- **Set exercise**
Scan the records below for the word "What" and give only the number of lines that hold it.

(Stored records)
╭──

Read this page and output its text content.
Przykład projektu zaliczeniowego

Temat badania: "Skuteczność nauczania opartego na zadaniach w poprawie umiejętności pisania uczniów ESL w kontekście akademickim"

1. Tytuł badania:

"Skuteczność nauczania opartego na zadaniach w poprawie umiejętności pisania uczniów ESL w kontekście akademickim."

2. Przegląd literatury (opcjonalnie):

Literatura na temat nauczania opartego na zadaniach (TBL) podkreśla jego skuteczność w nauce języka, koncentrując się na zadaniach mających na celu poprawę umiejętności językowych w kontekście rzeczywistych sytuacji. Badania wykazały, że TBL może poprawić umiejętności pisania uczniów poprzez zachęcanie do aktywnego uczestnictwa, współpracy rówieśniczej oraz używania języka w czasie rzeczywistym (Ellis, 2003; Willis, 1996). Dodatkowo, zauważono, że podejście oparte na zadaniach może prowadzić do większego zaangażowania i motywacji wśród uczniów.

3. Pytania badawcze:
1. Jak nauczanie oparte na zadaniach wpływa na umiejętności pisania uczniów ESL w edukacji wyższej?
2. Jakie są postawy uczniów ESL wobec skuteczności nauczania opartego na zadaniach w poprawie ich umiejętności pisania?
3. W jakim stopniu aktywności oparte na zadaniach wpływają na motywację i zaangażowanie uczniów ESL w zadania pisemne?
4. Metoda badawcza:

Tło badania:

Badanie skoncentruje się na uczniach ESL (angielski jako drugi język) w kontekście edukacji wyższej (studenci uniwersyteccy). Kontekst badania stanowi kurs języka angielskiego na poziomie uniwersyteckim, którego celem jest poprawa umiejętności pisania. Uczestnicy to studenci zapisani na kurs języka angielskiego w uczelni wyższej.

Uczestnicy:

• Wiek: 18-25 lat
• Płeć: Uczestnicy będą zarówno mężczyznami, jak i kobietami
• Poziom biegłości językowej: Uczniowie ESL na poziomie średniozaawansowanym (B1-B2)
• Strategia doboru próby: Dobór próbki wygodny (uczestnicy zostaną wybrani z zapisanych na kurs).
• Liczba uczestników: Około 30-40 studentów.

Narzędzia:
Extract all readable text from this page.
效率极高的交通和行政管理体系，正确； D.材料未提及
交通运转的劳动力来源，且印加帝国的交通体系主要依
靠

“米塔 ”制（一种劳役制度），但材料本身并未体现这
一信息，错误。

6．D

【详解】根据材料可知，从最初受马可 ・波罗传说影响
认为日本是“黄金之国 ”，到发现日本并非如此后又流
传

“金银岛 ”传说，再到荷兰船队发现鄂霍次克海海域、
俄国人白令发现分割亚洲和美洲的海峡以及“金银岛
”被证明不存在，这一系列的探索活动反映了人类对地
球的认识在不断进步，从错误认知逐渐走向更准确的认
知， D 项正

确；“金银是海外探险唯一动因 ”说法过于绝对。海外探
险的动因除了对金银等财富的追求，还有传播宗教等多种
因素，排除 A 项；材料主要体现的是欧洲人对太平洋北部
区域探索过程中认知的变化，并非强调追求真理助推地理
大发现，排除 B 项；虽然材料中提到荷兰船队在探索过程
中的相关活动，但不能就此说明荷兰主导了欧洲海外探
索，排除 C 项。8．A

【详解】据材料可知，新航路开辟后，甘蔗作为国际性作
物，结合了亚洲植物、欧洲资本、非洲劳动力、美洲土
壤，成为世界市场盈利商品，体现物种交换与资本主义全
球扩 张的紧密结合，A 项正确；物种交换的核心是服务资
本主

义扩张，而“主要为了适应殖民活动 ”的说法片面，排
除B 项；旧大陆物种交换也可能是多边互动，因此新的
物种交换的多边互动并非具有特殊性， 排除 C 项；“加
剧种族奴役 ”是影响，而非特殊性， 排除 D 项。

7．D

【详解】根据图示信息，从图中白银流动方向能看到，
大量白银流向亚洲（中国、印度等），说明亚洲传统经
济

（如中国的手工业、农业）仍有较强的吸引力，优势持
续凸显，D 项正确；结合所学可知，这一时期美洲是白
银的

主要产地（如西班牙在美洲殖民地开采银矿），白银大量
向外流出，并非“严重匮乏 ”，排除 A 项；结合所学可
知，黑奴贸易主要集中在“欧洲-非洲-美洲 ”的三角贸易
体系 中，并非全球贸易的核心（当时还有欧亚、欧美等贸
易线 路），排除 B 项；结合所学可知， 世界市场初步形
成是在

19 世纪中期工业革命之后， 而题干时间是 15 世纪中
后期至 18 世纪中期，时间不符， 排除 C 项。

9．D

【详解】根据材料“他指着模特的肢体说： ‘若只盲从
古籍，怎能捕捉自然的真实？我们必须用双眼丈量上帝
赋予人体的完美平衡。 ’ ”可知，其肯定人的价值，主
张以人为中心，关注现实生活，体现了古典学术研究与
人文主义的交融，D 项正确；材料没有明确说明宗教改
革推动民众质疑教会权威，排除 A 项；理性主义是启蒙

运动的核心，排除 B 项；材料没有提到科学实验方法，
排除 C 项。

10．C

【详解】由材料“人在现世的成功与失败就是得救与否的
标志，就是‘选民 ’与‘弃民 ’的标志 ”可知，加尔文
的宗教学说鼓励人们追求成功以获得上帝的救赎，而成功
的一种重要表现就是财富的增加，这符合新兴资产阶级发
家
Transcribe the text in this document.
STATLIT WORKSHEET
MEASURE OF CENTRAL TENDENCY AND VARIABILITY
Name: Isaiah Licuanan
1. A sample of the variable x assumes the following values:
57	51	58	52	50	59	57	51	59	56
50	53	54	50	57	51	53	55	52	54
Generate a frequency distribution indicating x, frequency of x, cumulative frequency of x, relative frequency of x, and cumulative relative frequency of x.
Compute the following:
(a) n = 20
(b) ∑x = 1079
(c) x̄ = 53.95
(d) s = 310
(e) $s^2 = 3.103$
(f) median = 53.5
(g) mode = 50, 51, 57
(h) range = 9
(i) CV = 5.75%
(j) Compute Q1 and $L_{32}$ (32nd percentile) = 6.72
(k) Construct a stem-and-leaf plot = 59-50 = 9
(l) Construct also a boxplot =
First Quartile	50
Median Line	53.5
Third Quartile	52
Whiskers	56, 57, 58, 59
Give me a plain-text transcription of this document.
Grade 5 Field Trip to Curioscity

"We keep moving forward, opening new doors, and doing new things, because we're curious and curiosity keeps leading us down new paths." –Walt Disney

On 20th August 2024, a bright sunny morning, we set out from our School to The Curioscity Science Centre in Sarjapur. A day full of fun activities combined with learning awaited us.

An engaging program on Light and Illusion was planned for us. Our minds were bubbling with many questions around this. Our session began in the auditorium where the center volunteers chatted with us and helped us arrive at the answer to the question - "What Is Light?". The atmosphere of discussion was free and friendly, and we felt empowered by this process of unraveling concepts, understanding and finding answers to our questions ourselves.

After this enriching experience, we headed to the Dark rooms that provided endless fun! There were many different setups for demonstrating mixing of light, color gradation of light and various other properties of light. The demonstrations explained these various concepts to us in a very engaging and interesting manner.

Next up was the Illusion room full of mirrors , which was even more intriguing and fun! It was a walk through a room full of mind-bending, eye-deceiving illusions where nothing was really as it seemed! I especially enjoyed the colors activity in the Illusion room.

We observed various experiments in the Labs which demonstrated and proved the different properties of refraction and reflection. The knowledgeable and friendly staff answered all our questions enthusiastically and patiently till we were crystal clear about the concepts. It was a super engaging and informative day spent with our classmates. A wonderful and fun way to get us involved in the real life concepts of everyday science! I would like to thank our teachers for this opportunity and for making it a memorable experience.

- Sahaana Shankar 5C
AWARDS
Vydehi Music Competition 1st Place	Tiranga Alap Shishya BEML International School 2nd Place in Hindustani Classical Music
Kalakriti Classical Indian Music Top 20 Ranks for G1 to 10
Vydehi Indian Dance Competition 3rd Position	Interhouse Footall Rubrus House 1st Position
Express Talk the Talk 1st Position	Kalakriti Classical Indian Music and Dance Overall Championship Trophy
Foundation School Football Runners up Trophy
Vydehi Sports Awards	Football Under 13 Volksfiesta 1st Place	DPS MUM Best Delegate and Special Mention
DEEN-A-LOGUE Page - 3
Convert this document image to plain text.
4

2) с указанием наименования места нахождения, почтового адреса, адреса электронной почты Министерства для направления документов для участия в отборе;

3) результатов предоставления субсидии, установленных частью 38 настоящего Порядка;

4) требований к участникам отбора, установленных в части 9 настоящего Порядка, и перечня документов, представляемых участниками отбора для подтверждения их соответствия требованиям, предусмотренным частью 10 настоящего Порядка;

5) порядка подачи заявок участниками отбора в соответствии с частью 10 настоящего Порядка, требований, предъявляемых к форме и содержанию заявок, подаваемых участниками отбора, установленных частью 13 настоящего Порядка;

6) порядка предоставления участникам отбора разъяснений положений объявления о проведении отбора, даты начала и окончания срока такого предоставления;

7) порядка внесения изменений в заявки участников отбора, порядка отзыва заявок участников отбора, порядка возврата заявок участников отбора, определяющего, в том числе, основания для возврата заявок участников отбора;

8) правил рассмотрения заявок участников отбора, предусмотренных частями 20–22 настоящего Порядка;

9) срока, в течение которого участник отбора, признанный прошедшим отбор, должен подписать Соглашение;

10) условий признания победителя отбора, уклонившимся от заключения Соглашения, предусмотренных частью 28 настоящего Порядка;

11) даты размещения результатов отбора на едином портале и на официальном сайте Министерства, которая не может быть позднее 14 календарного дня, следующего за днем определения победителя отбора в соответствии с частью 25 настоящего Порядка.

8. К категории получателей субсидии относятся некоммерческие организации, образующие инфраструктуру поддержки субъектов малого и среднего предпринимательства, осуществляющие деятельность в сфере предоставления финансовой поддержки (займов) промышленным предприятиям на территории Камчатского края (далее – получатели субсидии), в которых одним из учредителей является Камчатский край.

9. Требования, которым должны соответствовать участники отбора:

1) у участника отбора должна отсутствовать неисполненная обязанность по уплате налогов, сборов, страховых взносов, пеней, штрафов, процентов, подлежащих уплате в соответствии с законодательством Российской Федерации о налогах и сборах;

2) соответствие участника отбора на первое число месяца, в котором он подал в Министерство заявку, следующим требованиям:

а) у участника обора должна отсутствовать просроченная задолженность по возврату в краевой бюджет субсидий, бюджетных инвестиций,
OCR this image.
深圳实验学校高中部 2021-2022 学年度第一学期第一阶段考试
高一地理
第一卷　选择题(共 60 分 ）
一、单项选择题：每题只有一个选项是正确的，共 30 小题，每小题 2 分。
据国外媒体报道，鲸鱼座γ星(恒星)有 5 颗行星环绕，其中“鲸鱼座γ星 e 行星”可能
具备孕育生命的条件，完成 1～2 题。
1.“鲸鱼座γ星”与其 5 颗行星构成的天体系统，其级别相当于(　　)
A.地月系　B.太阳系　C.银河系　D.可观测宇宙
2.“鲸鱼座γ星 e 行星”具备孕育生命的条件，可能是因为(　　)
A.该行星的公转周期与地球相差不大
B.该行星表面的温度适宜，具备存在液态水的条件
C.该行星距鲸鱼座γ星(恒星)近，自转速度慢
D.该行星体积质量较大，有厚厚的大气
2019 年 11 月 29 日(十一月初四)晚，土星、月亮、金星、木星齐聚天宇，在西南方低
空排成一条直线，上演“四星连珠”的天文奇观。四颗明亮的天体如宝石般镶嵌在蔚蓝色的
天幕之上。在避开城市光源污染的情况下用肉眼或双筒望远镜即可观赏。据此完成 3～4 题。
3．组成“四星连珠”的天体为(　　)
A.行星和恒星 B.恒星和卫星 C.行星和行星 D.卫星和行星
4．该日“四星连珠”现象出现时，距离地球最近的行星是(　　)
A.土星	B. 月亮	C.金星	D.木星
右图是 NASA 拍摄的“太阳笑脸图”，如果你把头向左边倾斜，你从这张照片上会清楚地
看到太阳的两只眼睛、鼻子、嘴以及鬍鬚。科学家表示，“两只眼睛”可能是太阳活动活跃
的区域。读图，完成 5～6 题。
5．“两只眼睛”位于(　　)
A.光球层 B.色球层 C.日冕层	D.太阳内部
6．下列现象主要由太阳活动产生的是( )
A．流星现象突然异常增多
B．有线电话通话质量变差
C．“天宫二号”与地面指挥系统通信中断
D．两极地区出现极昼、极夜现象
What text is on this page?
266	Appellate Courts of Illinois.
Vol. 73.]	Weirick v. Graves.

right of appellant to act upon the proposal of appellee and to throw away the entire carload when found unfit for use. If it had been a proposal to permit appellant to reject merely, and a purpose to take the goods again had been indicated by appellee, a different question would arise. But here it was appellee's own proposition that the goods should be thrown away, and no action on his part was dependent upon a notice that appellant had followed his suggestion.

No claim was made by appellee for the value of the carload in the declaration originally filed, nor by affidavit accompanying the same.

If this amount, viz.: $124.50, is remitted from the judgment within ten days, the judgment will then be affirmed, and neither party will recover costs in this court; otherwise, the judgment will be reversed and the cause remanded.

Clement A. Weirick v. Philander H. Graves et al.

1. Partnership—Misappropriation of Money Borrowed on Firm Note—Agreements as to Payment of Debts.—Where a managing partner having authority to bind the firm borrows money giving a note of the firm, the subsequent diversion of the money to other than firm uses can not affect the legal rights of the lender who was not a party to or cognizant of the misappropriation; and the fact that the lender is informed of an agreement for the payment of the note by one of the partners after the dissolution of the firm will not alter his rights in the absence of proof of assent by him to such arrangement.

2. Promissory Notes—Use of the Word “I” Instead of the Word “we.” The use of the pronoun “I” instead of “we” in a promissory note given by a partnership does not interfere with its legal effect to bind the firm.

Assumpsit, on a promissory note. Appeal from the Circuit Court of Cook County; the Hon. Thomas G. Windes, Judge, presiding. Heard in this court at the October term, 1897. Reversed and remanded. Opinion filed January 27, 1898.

╰──

- **Result for this exercise**
2